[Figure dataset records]

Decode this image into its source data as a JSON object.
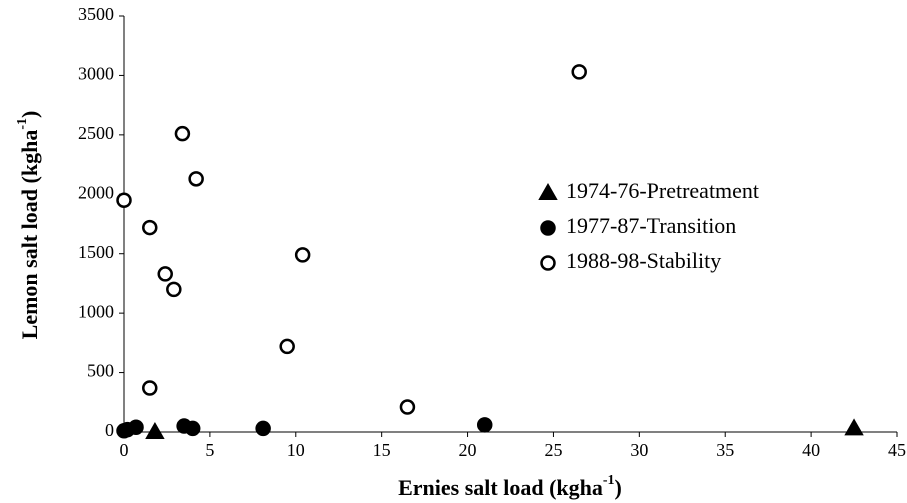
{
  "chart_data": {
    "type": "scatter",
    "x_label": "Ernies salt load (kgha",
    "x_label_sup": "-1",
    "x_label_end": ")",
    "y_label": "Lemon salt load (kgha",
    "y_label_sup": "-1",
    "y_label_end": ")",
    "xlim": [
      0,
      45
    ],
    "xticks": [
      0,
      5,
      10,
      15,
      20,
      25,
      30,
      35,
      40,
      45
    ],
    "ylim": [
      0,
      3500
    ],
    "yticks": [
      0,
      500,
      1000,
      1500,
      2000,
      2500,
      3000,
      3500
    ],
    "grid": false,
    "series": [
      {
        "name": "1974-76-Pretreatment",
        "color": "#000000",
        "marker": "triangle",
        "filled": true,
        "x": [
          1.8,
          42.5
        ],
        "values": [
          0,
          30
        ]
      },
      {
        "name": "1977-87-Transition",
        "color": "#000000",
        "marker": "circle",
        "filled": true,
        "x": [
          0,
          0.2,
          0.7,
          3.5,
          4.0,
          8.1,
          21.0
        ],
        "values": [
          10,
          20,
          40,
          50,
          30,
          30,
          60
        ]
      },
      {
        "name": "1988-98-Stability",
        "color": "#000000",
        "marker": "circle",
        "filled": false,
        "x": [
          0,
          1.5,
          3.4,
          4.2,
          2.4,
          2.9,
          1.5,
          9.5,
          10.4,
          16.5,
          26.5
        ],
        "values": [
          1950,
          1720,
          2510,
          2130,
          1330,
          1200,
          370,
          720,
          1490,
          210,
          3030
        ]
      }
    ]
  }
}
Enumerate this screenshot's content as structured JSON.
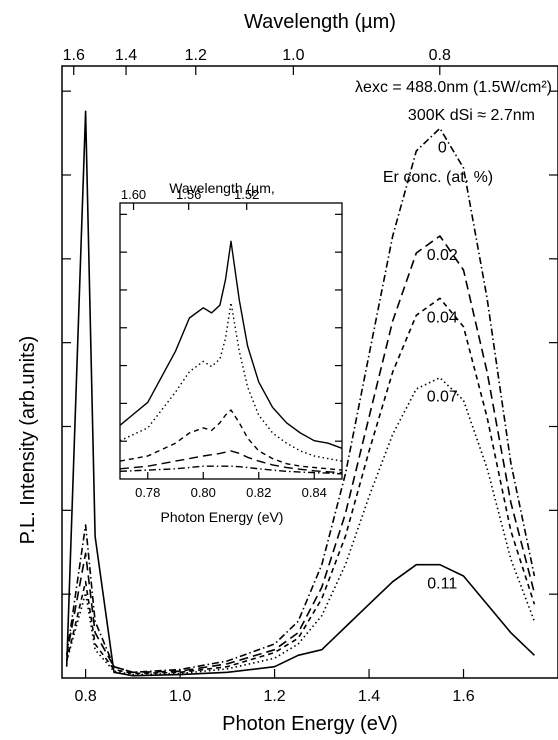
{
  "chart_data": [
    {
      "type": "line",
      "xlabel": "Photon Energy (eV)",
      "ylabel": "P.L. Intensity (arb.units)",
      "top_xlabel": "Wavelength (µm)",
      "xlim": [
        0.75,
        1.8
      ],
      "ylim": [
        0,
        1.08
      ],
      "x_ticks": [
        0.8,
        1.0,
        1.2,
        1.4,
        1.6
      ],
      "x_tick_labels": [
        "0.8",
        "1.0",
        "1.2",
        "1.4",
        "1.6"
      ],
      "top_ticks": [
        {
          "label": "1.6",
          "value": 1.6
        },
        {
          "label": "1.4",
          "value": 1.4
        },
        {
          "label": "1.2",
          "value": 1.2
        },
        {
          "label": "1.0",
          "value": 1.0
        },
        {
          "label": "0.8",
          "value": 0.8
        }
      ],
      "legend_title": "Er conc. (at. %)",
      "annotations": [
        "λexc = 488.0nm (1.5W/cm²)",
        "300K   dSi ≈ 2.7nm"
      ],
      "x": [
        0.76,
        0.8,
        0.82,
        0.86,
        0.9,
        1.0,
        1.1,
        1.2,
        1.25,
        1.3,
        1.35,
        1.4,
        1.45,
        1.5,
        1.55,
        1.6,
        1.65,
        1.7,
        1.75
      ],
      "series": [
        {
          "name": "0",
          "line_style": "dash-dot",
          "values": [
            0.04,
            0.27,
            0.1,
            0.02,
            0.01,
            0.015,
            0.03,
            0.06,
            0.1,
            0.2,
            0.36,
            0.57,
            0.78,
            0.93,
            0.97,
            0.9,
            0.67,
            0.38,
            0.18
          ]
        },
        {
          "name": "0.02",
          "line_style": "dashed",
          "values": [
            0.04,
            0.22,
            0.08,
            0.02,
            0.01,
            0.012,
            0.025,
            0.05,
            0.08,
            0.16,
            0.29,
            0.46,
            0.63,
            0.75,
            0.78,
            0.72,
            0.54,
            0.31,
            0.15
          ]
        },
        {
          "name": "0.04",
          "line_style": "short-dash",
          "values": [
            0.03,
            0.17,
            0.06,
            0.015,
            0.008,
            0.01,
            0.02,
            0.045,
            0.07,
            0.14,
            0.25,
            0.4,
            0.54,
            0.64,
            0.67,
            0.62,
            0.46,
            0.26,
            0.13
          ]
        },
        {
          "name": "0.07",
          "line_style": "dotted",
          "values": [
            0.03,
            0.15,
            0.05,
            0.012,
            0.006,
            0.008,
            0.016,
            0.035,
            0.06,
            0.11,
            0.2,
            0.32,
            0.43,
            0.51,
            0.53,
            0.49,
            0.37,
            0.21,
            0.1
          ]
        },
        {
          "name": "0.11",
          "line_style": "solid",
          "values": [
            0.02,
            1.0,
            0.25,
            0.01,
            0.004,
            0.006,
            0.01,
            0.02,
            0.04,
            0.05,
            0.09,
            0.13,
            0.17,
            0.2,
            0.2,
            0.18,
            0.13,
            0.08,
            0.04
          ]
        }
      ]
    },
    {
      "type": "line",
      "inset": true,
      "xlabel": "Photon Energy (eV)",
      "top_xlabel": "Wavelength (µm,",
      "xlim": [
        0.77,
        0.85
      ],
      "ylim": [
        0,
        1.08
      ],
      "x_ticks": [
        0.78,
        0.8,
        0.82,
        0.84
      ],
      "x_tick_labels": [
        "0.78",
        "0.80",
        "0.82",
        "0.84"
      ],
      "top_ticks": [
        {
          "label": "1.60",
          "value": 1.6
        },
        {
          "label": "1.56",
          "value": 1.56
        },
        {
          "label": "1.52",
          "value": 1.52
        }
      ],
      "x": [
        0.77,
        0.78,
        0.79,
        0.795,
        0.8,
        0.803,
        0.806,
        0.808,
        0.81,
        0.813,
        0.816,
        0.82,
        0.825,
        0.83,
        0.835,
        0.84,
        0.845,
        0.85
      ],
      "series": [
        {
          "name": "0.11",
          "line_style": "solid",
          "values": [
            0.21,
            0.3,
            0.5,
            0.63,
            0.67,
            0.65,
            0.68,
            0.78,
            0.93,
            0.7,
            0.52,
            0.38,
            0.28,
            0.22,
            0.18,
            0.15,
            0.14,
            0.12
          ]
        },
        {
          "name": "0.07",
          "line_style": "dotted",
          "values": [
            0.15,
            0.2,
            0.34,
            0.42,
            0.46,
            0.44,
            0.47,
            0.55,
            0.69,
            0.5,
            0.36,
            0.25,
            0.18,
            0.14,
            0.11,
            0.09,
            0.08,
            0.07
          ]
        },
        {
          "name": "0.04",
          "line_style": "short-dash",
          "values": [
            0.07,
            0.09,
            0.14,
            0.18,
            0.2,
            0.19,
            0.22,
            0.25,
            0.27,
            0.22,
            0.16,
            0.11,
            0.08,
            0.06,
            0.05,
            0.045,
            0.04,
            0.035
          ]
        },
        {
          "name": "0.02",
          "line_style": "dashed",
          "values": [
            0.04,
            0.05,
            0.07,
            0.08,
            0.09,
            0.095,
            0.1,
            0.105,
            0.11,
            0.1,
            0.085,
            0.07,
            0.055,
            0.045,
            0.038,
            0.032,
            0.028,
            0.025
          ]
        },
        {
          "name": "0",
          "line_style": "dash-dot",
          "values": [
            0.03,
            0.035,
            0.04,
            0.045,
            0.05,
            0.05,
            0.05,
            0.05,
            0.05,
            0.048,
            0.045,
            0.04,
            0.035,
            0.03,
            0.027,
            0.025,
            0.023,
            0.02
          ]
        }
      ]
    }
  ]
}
==
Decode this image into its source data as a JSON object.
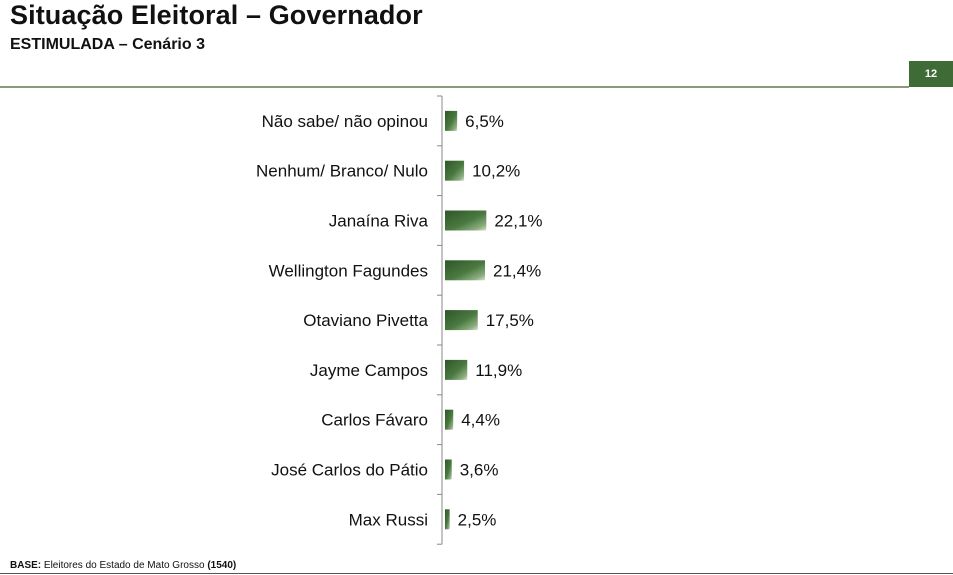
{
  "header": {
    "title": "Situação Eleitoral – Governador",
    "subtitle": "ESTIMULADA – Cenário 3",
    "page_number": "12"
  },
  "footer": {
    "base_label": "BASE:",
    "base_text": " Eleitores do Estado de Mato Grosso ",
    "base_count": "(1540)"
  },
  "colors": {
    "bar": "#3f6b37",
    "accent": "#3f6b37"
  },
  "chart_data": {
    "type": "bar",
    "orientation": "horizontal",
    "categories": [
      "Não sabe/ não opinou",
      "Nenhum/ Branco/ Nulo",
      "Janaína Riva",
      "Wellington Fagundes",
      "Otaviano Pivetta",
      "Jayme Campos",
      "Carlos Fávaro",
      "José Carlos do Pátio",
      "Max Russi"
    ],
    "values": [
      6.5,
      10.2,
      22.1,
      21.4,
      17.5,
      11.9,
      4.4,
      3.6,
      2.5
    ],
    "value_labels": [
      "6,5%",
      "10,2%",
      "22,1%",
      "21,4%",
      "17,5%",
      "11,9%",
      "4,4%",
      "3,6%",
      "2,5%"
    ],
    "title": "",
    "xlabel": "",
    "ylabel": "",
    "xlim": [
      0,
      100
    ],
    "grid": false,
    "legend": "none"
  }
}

▶ _Problem_:
In the records above, how many lines contain the string "kgha"? State that number only.

▶ _Answer to the problem_:
2